__DOKUMENTABSCHNITT__.
:::::

Kultur

Starproduzent Chuck Lorre im Interview: Der Fernsehzauberer

Seine Serien kennt jeder, sein Gesicht kaum: Chuck Lorre ist der Mann hinter „Mein Cooler Onkel Charlie“, „Big Bang Theory“, „Cybill“, „Dharma & Greg“, „Young Sheldon“, „Mom“ und vielen mehr.

Alle Inhalte anzeigen

In Hollywood machte er sich erst einen Namen, als er 1991 Produzent von „Roseanne“ wurde und die Show zwei Jahre lang trotz Brechens aller Regeln zu einem der größten Fernsehhits aller Zeiten machte. Er formte Karrieren und scheute nicht davor zurück, Superstars zu feuern – Charlie Sheen kann ein Lied davon singen. In seiner neuen Serie, „The Kominsky Method“, geht es um alternde Entertainer, gespielt von Michael Douglas und Alan Arkin. Ein Gespräch über Showbusiness, Fernsehgewohnheiten und Älterwerden:

KURIER: Sie haben jahrzehntelang für das NBC gearbeitet, jetzt machen Sie eine Serie für Netflix. In welcher Hinsicht ist das anders?

:::::

__BEREITGESTELLTE DATEN__.
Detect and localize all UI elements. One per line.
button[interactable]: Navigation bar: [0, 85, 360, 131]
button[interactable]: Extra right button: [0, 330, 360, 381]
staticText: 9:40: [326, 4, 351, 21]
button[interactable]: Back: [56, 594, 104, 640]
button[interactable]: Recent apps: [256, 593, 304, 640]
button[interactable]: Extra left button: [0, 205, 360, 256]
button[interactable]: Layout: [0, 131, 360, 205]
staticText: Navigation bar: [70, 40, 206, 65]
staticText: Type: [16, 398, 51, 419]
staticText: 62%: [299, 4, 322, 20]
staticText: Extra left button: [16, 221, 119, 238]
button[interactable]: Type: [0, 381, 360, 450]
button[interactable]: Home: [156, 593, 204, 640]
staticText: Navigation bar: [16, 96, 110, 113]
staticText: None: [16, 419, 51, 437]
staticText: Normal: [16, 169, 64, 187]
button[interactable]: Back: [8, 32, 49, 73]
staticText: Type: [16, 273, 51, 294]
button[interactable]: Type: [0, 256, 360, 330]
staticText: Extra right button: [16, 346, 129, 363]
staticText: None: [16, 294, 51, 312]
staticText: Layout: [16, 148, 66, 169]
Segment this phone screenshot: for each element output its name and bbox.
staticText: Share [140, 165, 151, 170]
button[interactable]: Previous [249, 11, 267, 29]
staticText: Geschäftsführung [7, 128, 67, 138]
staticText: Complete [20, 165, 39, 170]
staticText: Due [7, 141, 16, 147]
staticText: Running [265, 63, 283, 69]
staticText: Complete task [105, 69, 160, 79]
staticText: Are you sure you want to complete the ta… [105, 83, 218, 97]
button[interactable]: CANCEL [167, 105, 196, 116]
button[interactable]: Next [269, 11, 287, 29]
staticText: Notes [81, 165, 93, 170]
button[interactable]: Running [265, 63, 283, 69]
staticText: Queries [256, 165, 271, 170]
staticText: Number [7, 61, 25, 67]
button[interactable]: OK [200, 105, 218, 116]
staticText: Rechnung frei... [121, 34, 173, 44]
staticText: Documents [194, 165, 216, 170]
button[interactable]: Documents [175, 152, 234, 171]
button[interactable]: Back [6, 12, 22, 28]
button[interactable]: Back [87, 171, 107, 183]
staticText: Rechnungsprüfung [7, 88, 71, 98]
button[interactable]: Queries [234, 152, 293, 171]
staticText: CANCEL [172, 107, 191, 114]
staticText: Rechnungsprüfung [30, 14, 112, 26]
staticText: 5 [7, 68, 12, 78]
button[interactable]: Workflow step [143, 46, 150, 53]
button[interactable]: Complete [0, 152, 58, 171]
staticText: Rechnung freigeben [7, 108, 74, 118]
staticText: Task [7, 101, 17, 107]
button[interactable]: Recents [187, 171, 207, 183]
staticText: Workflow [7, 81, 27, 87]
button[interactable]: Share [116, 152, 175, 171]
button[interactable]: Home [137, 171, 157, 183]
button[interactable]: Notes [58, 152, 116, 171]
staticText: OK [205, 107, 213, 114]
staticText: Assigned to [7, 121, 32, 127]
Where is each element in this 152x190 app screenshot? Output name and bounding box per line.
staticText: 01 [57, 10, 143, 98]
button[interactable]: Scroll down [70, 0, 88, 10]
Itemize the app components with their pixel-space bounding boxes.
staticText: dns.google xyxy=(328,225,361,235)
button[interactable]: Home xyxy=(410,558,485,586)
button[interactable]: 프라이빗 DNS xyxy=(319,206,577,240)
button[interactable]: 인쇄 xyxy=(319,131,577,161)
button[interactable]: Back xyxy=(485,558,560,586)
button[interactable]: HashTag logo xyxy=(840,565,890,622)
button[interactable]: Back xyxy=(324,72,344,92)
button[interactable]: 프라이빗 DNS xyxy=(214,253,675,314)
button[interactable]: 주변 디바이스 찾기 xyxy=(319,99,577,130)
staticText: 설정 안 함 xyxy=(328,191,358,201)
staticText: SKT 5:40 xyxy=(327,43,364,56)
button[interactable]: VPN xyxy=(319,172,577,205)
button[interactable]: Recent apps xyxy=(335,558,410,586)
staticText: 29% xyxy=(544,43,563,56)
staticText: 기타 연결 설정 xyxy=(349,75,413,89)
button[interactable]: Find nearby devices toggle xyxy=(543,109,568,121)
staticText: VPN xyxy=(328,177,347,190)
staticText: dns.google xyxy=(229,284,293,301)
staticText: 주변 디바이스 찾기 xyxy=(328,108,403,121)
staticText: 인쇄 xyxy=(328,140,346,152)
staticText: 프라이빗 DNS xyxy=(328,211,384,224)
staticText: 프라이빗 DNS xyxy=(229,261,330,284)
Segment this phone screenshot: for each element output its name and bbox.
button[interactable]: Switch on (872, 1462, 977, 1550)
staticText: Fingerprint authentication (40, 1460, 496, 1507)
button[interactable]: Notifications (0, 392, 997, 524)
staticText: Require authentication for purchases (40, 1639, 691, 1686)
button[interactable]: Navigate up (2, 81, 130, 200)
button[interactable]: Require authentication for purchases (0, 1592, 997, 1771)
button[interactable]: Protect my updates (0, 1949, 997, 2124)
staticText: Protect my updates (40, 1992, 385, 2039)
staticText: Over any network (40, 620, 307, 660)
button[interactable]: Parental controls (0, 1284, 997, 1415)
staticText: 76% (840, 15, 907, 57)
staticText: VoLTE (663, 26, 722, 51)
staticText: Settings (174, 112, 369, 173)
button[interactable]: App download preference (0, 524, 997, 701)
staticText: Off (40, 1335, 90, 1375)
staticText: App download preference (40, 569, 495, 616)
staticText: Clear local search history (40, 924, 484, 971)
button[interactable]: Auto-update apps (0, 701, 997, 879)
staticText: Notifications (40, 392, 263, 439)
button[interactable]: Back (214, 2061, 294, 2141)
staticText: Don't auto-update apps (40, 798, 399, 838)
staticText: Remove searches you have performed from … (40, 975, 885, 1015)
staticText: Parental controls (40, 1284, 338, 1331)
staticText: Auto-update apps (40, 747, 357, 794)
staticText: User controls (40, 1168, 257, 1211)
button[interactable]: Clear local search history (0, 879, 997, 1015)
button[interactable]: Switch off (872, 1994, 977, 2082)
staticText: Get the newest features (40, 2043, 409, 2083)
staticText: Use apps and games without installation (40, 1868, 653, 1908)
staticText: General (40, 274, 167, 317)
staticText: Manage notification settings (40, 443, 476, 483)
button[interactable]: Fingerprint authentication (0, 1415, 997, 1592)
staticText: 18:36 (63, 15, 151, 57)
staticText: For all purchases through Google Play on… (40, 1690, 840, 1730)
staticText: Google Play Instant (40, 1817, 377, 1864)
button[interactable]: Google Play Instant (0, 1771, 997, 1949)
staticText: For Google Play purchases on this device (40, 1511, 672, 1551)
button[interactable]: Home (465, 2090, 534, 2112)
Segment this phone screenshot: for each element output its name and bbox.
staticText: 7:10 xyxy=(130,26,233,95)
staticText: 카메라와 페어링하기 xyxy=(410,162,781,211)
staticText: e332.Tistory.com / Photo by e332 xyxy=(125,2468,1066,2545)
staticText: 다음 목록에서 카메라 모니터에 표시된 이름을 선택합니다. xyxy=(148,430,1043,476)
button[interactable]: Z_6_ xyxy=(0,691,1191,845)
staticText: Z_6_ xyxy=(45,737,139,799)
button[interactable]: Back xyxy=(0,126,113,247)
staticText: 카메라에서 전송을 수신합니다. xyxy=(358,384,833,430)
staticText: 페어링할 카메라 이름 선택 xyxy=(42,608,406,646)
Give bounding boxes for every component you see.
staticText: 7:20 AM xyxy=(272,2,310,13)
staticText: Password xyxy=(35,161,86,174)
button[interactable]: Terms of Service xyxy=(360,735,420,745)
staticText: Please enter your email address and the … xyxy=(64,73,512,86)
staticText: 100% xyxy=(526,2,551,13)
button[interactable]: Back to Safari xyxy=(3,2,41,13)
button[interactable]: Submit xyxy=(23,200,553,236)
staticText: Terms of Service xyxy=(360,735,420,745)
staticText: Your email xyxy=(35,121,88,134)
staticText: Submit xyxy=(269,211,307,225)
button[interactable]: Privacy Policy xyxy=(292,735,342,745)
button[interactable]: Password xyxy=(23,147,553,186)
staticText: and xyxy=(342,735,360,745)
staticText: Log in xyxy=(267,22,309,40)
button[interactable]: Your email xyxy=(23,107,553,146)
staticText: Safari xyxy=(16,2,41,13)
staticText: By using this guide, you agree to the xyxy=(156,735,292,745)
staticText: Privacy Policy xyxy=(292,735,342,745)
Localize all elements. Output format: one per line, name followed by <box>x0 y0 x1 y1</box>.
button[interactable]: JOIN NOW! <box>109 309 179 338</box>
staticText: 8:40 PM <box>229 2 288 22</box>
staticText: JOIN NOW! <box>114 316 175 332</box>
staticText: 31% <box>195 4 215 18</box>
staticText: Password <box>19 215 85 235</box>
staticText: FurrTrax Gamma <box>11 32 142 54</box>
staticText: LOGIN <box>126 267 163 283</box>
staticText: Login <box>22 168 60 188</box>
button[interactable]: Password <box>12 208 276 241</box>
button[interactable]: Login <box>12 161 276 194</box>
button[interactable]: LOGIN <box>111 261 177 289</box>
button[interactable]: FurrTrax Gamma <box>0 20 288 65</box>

:::::

__ZU ERLEDIGEN__.
- 1) Fassen Sie im Interview mit Chuck Lorre den Absatz, der mit „In Hollywood machte er sich erst einen Namen“ beginnt, als knappe Stichpunktliste zusammen.
- 2) Schreiben Sie das Interview mit Chuck Lorre im Anschluss an die zuletzt gezeigte Frage weiter.
Die Daten stammen aus einer anderen Quelle als das Interview mit Chuck Lorre.

__ERGEBNISSE JE AUFGABE__.
- 1)
- Bekannt in Hollywood erst ab 1991 als Produzent von „Roseanne“
- Machte die Show zwei Jahre lang trotz Bruchs aller Regeln zu einem der größten Fernsehhits aller Zeiten
- Formte Karrieren und feuerte auch Superstars, etwa Charlie Sheen
- Neue Serie „The Kominsky Method“ über alternde Entertainer, gespielt von Michael Douglas und Alan Arkin
- Gesprächsthemen: Showbusiness, Fernsehgewohnheiten, Älterwerden

- 2)
Chuck Lorre: Es gibt keine Konditionen. Ich muss mich zeitmäßig nicht damit auseinandersetzen, dass ich in einer halben Stunde auch noch so und so viele Werbungen unterbringen muss. Und ich habe keine Zensur. Ich kann in Buchkapiteln denken und in Buchkapiteln produzieren. Weil alles gleichzeitig online ist. Das ist für einen Produzenten und Autor ein Riesenvorteil.

Wie ist die Idee für „The Kominsky Method“ entstanden?

Das hatte mit Altern zu tun. Ich wollte mich nicht lustig machen über den unvermeidlichen Verfall und die Klischees des Älterwerdens behandeln. Ich wollte etwas tiefer gehen und die Angst zeigen. Die Angst, dass die Gesundheit schwindet, dass nicht genug Geld vorhanden ist, dass man auf andere angewiesen ist.

Alle Inhalte anzeigen

Aber die Serie ist eigentlich eine Komödie.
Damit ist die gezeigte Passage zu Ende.